SET EXERCISE:
Count the lines in the listing that contain the string "chart", matching case exactly. Reply with the number alone.

RAW DATA:
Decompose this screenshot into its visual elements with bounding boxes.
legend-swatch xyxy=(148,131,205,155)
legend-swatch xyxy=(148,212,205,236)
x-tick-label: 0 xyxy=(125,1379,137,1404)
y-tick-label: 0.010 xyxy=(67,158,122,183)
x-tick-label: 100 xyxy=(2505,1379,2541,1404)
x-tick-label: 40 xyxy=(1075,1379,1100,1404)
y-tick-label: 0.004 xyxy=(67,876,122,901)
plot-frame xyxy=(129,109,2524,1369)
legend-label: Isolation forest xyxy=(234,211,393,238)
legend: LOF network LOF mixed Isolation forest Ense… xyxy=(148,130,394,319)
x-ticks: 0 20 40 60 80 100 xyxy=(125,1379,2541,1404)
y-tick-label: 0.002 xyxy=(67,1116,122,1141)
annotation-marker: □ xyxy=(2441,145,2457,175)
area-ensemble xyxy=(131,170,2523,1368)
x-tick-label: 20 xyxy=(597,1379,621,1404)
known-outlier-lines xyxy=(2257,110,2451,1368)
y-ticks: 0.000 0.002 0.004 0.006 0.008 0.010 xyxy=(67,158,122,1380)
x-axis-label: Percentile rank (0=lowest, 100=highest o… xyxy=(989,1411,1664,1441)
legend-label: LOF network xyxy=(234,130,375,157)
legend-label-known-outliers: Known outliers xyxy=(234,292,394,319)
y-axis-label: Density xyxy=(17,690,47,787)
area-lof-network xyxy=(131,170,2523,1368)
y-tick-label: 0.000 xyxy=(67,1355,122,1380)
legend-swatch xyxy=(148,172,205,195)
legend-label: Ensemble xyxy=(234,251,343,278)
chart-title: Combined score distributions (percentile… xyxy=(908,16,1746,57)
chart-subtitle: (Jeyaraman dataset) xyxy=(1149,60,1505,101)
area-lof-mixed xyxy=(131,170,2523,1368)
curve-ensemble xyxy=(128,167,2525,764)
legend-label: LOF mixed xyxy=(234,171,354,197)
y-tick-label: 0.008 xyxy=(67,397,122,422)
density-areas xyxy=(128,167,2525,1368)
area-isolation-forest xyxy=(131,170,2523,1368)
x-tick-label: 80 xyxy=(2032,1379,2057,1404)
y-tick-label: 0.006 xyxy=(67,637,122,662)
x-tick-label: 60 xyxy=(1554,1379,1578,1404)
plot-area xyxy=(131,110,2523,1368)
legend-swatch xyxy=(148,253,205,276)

REPLY TO THE TASK:
2